# start of EXERCISE MATERIAL

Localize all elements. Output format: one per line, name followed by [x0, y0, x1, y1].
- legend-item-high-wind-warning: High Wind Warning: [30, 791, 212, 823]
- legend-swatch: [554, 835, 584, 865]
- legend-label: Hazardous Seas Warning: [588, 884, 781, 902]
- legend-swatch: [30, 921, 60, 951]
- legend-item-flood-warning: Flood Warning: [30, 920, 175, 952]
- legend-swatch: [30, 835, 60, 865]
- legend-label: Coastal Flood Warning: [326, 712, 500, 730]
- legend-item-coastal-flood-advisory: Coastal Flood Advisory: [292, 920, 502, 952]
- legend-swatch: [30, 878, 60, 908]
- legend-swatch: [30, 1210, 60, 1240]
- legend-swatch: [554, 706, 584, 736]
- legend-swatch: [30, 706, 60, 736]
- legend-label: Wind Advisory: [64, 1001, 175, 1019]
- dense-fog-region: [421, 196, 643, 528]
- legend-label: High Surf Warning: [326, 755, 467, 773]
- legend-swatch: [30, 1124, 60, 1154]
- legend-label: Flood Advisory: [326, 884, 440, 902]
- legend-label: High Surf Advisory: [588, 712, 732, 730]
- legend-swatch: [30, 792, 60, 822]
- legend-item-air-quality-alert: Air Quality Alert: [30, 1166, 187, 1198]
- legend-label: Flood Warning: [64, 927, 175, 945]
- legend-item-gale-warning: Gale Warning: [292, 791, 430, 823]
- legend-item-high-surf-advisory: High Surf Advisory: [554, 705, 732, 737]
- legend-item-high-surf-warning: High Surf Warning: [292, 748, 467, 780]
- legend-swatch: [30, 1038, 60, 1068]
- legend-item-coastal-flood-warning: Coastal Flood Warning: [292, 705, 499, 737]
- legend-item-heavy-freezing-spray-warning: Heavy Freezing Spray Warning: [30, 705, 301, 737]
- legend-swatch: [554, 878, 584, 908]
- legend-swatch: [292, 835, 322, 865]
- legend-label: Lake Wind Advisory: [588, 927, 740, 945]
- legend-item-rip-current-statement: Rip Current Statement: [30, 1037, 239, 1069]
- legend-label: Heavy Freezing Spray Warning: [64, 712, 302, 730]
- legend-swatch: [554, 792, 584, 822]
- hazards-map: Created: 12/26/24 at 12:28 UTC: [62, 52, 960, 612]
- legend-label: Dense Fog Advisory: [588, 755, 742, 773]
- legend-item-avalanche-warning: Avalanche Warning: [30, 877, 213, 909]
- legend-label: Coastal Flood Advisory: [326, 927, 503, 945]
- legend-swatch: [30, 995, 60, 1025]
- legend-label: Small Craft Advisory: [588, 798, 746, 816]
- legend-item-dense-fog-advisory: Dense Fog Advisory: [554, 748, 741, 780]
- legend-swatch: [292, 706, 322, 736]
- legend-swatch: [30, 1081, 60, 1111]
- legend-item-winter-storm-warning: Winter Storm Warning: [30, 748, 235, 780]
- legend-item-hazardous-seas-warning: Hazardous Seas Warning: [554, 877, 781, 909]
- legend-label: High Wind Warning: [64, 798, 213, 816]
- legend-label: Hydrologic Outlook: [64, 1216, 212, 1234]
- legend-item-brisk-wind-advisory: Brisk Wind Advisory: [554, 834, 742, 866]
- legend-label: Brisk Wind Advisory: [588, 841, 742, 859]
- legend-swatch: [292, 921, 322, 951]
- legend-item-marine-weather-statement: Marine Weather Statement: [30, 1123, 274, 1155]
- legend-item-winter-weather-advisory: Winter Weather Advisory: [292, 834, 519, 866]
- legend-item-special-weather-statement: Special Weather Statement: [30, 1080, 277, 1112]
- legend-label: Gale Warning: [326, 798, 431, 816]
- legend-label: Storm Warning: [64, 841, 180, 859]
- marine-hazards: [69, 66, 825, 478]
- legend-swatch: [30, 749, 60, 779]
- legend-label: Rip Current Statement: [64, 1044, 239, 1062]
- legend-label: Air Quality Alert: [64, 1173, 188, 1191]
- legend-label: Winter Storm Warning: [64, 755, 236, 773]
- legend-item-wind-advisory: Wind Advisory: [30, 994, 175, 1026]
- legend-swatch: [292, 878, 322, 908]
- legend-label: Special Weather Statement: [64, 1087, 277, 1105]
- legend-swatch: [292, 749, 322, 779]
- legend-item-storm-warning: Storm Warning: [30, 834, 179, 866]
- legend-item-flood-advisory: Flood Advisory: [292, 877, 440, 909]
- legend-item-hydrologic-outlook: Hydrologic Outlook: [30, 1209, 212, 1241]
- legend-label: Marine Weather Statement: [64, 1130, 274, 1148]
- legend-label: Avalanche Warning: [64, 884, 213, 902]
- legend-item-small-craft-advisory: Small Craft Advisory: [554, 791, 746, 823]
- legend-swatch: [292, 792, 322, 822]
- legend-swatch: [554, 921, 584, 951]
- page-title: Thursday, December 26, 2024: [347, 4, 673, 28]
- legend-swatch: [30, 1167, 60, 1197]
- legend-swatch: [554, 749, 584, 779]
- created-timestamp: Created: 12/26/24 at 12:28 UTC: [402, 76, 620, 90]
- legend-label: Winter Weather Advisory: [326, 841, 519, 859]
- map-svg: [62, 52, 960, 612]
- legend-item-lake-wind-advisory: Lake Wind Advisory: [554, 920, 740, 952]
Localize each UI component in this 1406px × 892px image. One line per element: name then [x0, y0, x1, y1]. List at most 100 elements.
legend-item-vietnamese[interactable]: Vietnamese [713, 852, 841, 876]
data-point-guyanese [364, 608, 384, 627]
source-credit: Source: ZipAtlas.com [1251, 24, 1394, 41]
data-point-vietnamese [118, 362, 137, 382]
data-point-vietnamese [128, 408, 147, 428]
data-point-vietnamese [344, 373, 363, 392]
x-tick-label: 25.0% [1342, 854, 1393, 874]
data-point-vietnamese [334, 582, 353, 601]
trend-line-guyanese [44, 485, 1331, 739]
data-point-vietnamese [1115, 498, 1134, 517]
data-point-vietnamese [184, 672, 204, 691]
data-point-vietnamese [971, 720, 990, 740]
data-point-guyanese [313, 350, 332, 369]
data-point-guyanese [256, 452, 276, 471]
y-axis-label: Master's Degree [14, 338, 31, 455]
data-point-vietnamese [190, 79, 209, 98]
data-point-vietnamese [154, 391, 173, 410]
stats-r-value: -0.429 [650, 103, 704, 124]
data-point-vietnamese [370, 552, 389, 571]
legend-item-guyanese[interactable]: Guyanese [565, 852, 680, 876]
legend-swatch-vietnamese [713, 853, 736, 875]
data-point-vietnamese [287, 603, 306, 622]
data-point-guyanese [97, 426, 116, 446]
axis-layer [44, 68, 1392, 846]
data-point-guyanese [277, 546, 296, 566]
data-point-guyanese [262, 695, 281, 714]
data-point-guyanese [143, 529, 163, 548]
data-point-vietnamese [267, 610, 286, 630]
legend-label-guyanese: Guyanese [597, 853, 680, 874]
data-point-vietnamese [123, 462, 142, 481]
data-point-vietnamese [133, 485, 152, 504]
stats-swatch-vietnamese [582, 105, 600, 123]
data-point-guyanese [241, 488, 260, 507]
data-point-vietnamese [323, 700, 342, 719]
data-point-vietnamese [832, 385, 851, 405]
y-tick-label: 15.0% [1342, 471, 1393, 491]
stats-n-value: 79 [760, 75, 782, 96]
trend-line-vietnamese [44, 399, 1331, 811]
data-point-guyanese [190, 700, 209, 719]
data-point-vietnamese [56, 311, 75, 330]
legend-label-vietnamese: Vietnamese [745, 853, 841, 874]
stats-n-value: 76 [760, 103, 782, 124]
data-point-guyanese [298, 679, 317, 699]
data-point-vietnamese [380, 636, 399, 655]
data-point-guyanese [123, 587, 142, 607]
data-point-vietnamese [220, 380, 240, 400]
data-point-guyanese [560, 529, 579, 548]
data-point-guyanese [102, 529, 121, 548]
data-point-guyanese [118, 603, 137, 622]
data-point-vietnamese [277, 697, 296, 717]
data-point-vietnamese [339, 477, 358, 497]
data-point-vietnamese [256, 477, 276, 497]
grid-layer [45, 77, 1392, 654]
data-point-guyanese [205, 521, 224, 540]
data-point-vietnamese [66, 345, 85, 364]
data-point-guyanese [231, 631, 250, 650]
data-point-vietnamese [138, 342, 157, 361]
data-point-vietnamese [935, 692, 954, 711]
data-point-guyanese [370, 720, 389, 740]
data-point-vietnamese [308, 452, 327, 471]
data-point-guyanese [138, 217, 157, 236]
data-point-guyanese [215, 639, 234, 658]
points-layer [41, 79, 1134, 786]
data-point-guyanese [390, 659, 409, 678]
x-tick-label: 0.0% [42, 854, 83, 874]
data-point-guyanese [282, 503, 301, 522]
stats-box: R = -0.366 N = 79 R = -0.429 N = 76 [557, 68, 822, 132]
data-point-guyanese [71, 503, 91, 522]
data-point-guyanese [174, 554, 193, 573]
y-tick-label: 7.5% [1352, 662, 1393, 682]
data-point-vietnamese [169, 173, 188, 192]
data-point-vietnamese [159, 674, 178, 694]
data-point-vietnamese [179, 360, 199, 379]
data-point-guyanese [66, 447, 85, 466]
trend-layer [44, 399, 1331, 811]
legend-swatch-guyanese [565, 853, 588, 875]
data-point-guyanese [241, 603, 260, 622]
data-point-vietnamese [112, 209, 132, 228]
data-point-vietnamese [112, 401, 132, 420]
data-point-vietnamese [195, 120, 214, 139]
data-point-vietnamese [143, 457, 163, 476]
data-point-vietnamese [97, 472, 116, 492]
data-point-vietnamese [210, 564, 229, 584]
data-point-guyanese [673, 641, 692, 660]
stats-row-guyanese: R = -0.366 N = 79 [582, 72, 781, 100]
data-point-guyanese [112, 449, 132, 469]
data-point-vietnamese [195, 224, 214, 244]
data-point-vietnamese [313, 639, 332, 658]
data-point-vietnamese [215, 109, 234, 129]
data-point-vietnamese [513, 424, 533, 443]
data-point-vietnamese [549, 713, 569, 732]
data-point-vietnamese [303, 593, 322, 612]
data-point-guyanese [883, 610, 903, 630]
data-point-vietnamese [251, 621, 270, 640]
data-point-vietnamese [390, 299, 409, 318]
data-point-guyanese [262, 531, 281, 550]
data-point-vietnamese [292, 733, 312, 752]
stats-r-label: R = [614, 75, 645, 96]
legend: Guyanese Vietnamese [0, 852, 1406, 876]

# end of EXERCISE MATERIAL

Copy out, character for character, the lines of the items starting at the very first line and ending at the line that contains "- legend-swatch: [30, 1210, 60, 1240]", including both of those lines.

_RESULT BELOW_
Localize all elements. Output format: one per line, name followed by [x0, y0, x1, y1].
- legend-item-high-wind-warning: High Wind Warning: [30, 791, 212, 823]
- legend-swatch: [554, 835, 584, 865]
- legend-label: Hazardous Seas Warning: [588, 884, 781, 902]
- legend-swatch: [30, 921, 60, 951]
- legend-item-flood-warning: Flood Warning: [30, 920, 175, 952]
- legend-swatch: [30, 835, 60, 865]
- legend-label: Coastal Flood Warning: [326, 712, 500, 730]
- legend-item-coastal-flood-advisory: Coastal Flood Advisory: [292, 920, 502, 952]
- legend-swatch: [30, 878, 60, 908]
- legend-swatch: [30, 1210, 60, 1240]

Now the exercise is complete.